Your objective
Take the lines from the one with "Parse this screenshot: output" to the end of the listing, both ends included, and quote them exactly, leaving pictures out.

Task input
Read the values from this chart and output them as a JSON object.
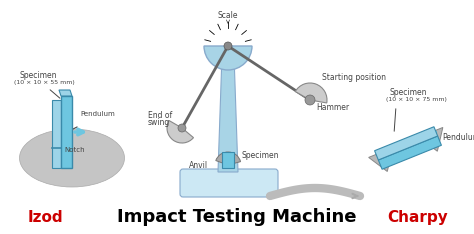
{
  "bg_color": "#ffffff",
  "title_text": "Impact Testing Machine",
  "title_fontsize": 13,
  "title_fontweight": "bold",
  "izod_text": "Izod",
  "izod_color": "#cc0000",
  "charpy_text": "Charpy",
  "charpy_color": "#cc0000",
  "label_color": "#444444",
  "blue_color": "#6ec6e0",
  "blue_dark": "#3a8aaa",
  "blue_mid": "#9dd4e8",
  "gray_light": "#cccccc",
  "gray_mid": "#aaaaaa",
  "machine_blue": "#a8d4e6",
  "machine_blue_light": "#cce8f4"
}
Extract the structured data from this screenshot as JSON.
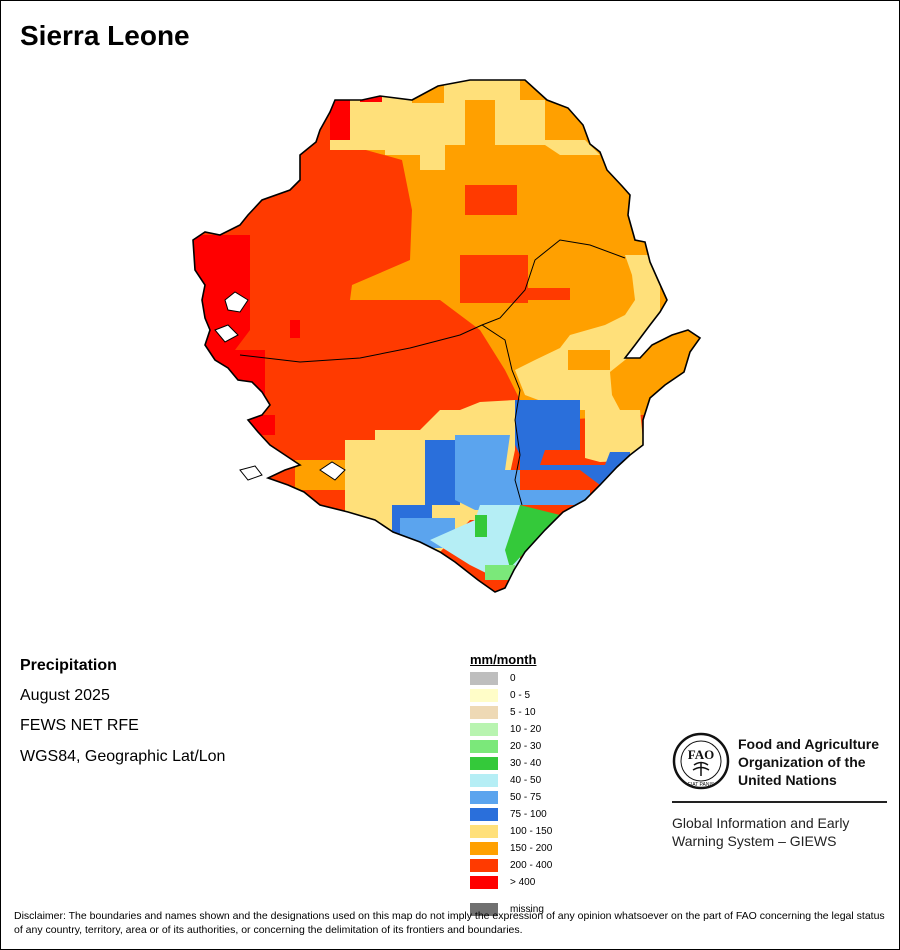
{
  "title": "Sierra Leone",
  "info": {
    "product": "Precipitation",
    "period": "August 2025",
    "source": "FEWS NET RFE",
    "projection": "WGS84, Geographic Lat/Lon"
  },
  "legend": {
    "title": "mm/month",
    "items": [
      {
        "label": "0",
        "color": "#BEBEBE"
      },
      {
        "label": "0 - 5",
        "color": "#FFFDC8"
      },
      {
        "label": "5 - 10",
        "color": "#EED9B5"
      },
      {
        "label": "10 - 20",
        "color": "#B8F4B0"
      },
      {
        "label": "20 - 30",
        "color": "#7BE87A"
      },
      {
        "label": "30 - 40",
        "color": "#34C93A"
      },
      {
        "label": "40 - 50",
        "color": "#B5EEF5"
      },
      {
        "label": "50 - 75",
        "color": "#5BA4EE"
      },
      {
        "label": "75 - 100",
        "color": "#2A6FDB"
      },
      {
        "label": "100 - 150",
        "color": "#FFE07A"
      },
      {
        "label": "150 - 200",
        "color": "#FFA000"
      },
      {
        "label": "200 - 400",
        "color": "#FF3A00"
      },
      {
        "label": "> 400",
        "color": "#FF0000"
      },
      {
        "label": "missing",
        "color": "#707070"
      }
    ]
  },
  "fao": {
    "line1": "Food and Agriculture",
    "line2": "Organization of the",
    "line3": "United Nations"
  },
  "giews": {
    "line1": "Global Information and Early",
    "line2": "Warning System – GIEWS"
  },
  "disclaimer": "Disclaimer: The boundaries and names shown and the designations used on this map do not imply the expression of any opinion whatsoever on the part of FAO concerning the legal status of any country, territory, area or of its authorities, or concerning the delimitation of its frontiers and boundaries."
}
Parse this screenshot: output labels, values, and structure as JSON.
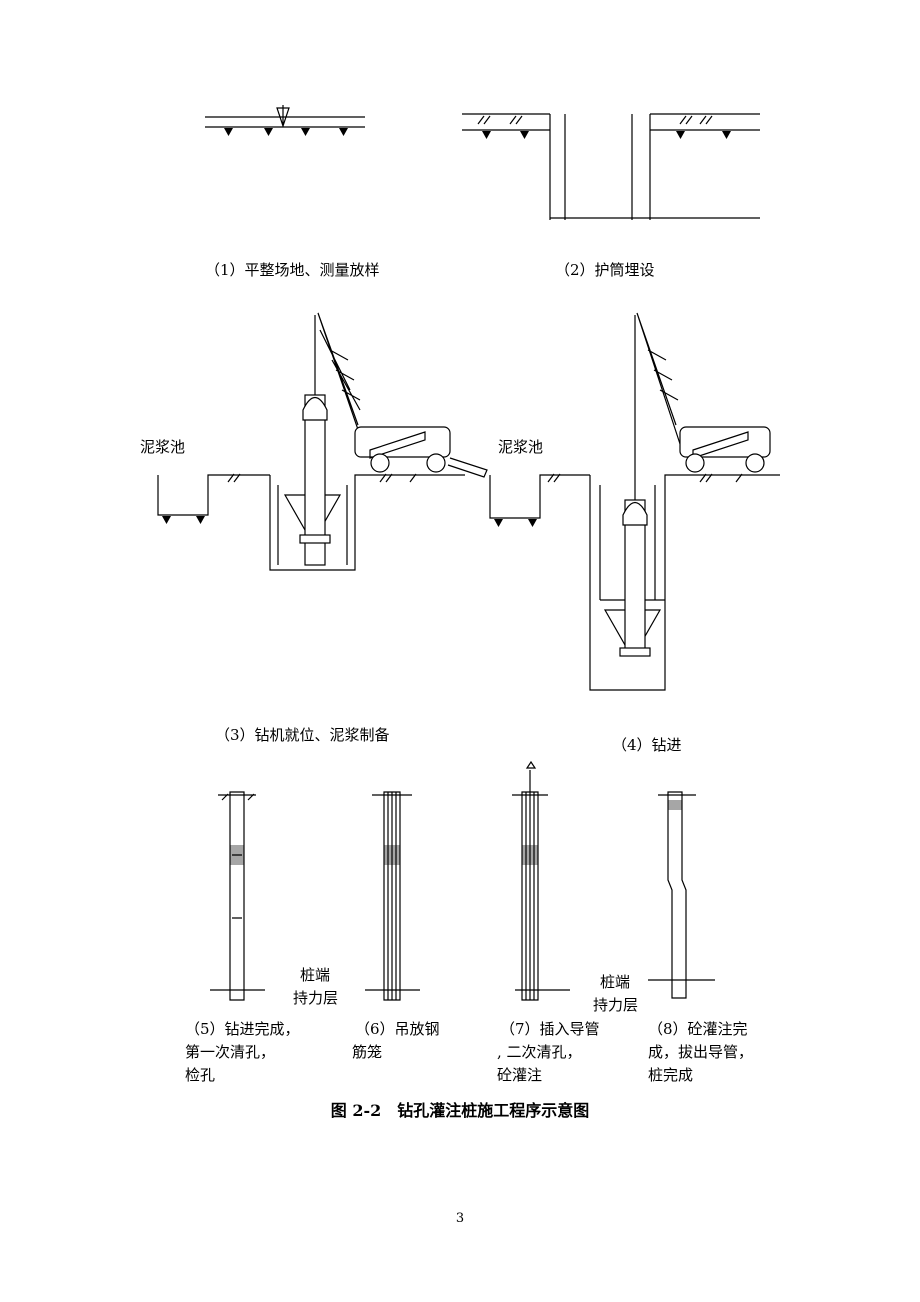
{
  "steps": [
    {
      "caption": [
        "（1）平整场地、测量放样"
      ]
    },
    {
      "caption": [
        "（2）护筒埋设"
      ]
    },
    {
      "caption": [
        "（3）钻机就位、泥浆制备"
      ]
    },
    {
      "caption": [
        "（4）钻进"
      ]
    },
    {
      "caption": [
        "（5）钻进完成，",
        "第一次清孔，",
        "检孔"
      ]
    },
    {
      "caption": [
        "（6）吊放钢",
        "筋笼"
      ]
    },
    {
      "caption": [
        "（7）插入导管",
        ", 二次清孔，",
        "砼灌注"
      ]
    },
    {
      "caption": [
        "（8）砼灌注完",
        "成，拔出导管，",
        "桩完成"
      ]
    }
  ],
  "mud_pit_labels": [
    "泥浆池",
    "泥浆池"
  ],
  "bearing_layer_labels": [
    [
      "桩端",
      "持力层"
    ],
    [
      "桩端",
      "持力层"
    ]
  ],
  "figure_caption": "图 2-2　钻孔灌注桩施工程序示意图",
  "page_number": "3"
}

Problem solution
Parse this screenshot: output labels, values, and structure as JSON.
{
  "steps": [
    {
      "caption": [
        "（1）平整场地、测量放样"
      ]
    },
    {
      "caption": [
        "（2）护筒埋设"
      ]
    },
    {
      "caption": [
        "（3）钻机就位、泥浆制备"
      ]
    },
    {
      "caption": [
        "（4）钻进"
      ]
    },
    {
      "caption": [
        "（5）钻进完成，",
        "第一次清孔，",
        "检孔"
      ]
    },
    {
      "caption": [
        "（6）吊放钢",
        "筋笼"
      ]
    },
    {
      "caption": [
        "（7）插入导管",
        ", 二次清孔，",
        "砼灌注"
      ]
    },
    {
      "caption": [
        "（8）砼灌注完",
        "成，拔出导管，",
        "桩完成"
      ]
    }
  ],
  "mud_pit_labels": [
    "泥浆池",
    "泥浆池"
  ],
  "bearing_layer_labels": [
    [
      "桩端",
      "持力层"
    ],
    [
      "桩端",
      "持力层"
    ]
  ],
  "figure_caption": "图 2-2　钻孔灌注桩施工程序示意图",
  "page_number": "3"
}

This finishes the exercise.